#### Supplied information
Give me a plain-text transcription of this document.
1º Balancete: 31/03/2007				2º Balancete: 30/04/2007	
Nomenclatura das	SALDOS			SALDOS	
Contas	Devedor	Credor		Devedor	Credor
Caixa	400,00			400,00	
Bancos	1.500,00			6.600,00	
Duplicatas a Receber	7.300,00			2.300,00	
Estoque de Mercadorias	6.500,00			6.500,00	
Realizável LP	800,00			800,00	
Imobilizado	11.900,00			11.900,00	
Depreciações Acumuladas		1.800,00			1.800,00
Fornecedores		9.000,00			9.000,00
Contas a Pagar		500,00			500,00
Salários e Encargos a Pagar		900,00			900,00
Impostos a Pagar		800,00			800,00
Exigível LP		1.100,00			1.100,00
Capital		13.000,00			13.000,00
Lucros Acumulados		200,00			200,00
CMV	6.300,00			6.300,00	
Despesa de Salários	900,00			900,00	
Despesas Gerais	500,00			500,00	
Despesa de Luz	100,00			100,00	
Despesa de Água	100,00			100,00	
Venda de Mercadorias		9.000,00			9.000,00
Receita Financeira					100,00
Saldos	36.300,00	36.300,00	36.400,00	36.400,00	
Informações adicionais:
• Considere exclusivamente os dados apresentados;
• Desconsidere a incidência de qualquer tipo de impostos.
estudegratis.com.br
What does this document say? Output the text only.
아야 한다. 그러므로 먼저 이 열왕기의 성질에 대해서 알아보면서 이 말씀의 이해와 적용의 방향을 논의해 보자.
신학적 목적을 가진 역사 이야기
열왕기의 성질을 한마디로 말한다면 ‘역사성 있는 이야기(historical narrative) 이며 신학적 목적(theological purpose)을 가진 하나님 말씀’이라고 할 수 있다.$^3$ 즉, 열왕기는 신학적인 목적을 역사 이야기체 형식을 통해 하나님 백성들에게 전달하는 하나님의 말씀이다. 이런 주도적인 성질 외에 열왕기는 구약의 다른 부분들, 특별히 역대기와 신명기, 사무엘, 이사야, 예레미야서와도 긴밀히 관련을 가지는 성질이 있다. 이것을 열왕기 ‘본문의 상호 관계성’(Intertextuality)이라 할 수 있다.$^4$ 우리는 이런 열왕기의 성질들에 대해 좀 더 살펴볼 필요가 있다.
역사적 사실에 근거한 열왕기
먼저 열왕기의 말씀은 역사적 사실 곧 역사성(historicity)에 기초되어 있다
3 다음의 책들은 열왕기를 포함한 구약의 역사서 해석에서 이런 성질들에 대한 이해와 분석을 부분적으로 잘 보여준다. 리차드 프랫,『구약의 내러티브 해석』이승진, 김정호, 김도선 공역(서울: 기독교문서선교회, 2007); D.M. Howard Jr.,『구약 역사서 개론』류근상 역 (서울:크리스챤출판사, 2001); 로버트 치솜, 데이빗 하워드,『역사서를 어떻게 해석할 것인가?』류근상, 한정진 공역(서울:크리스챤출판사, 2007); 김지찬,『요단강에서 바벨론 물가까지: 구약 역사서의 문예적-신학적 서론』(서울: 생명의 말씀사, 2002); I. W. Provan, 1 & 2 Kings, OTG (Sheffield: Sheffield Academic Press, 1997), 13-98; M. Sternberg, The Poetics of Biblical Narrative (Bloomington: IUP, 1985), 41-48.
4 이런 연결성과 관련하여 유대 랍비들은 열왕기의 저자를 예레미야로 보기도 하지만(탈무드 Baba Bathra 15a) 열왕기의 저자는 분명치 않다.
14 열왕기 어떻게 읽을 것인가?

#### Written task
Output exactly the lines between the one containing "What does this" and the final line above, both inclusive.

#### Reply to the exercise
What does this document say? Output the text only.
아야 한다. 그러므로 먼저 이 열왕기의 성질에 대해서 알아보면서 이 말씀의 이해와 적용의 방향을 논의해 보자.
신학적 목적을 가진 역사 이야기
열왕기의 성질을 한마디로 말한다면 ‘역사성 있는 이야기(historical narrative) 이며 신학적 목적(theological purpose)을 가진 하나님 말씀’이라고 할 수 있다.$^3$ 즉, 열왕기는 신학적인 목적을 역사 이야기체 형식을 통해 하나님 백성들에게 전달하는 하나님의 말씀이다. 이런 주도적인 성질 외에 열왕기는 구약의 다른 부분들, 특별히 역대기와 신명기, 사무엘, 이사야, 예레미야서와도 긴밀히 관련을 가지는 성질이 있다. 이것을 열왕기 ‘본문의 상호 관계성’(Intertextuality)이라 할 수 있다.$^4$ 우리는 이런 열왕기의 성질들에 대해 좀 더 살펴볼 필요가 있다.
역사적 사실에 근거한 열왕기
먼저 열왕기의 말씀은 역사적 사실 곧 역사성(historicity)에 기초되어 있다
3 다음의 책들은 열왕기를 포함한 구약의 역사서 해석에서 이런 성질들에 대한 이해와 분석을 부분적으로 잘 보여준다. 리차드 프랫,『구약의 내러티브 해석』이승진, 김정호, 김도선 공역(서울: 기독교문서선교회, 2007); D.M. Howard Jr.,『구약 역사서 개론』류근상 역 (서울:크리스챤출판사, 2001); 로버트 치솜, 데이빗 하워드,『역사서를 어떻게 해석할 것인가?』류근상, 한정진 공역(서울:크리스챤출판사, 2007); 김지찬,『요단강에서 바벨론 물가까지: 구약 역사서의 문예적-신학적 서론』(서울: 생명의 말씀사, 2002); I. W. Provan, 1 & 2 Kings, OTG (Sheffield: Sheffield Academic Press, 1997), 13-98; M. Sternberg, The Poetics of Biblical Narrative (Bloomington: IUP, 1985), 41-48.
4 이런 연결성과 관련하여 유대 랍비들은 열왕기의 저자를 예레미야로 보기도 하지만(탈무드 Baba Bathra 15a) 열왕기의 저자는 분명치 않다.
14 열왕기 어떻게 읽을 것인가?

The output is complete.